◆ **DIRECTIVE**
Give all of the lines again, with nothing added or dropped.

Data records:
- - - - -
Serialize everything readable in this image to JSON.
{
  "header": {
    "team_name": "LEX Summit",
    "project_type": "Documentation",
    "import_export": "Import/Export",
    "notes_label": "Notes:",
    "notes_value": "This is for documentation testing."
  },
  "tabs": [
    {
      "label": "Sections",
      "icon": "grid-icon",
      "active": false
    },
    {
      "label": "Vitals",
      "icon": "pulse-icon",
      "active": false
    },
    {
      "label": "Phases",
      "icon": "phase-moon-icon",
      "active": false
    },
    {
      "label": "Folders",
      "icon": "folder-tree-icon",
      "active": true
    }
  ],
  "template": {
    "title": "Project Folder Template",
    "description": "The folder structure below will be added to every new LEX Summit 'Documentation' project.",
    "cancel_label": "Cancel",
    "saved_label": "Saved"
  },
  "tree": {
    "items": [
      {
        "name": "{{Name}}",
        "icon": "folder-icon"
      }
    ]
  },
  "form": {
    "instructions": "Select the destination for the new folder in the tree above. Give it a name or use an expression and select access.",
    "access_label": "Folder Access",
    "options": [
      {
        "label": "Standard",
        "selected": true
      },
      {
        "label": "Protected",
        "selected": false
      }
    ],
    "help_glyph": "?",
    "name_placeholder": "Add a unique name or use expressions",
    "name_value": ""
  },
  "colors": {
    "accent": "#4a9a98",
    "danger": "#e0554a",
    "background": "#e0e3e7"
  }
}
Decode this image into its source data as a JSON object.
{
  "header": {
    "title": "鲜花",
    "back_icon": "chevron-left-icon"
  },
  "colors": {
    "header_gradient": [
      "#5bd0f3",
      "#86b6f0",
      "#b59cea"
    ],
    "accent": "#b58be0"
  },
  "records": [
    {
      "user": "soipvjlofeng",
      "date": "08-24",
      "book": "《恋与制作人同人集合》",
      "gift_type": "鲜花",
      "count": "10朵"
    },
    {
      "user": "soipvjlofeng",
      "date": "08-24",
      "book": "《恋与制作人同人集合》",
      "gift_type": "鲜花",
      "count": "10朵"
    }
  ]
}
- - - - -
◆ **THE REPLY**
Serialize everything readable in this image to JSON.
{
  "header": {
    "team_name": "LEX Summit",
    "project_type": "Documentation",
    "import_export": "Import/Export",
    "notes_label": "Notes:",
    "notes_value": "This is for documentation testing."
  },
  "tabs": [
    {
      "label": "Sections",
      "icon": "grid-icon",
      "active": false
    },
    {
      "label": "Vitals",
      "icon": "pulse-icon",
      "active": false
    },
    {
      "label": "Phases",
      "icon": "phase-moon-icon",
      "active": false
    },
    {
      "label": "Folders",
      "icon": "folder-tree-icon",
      "active": true
    }
  ],
  "template": {
    "title": "Project Folder Template",
    "description": "The folder structure below will be added to every new LEX Summit 'Documentation' project.",
    "cancel_label": "Cancel",
    "saved_label": "Saved"
  },
  "tree": {
    "items": [
      {
        "name": "{{Name}}",
        "icon": "folder-icon"
      }
    ]
  },
  "form": {
    "instructions": "Select the destination for the new folder in the tree above. Give it a name or use an expression and select access.",
    "access_label": "Folder Access",
    "options": [
      {
        "label": "Standard",
        "selected": true
      },
      {
        "label": "Protected",
        "selected": false
      }
    ],
    "help_glyph": "?",
    "name_placeholder": "Add a unique name or use expressions",
    "name_value": ""
  },
  "colors": {
    "accent": "#4a9a98",
    "danger": "#e0554a",
    "background": "#e0e3e7"
  }
}
Decode this image into its source data as a JSON object.
{
  "header": {
    "title": "鲜花",
    "back_icon": "chevron-left-icon"
  },
  "colors": {
    "header_gradient": [
      "#5bd0f3",
      "#86b6f0",
      "#b59cea"
    ],
    "accent": "#b58be0"
  },
  "records": [
    {
      "user": "soipvjlofeng",
      "date": "08-24",
      "book": "《恋与制作人同人集合》",
      "gift_type": "鲜花",
      "count": "10朵"
    },
    {
      "user": "soipvjlofeng",
      "date": "08-24",
      "book": "《恋与制作人同人集合》",
      "gift_type": "鲜花",
      "count": "10朵"
    }
  ]
}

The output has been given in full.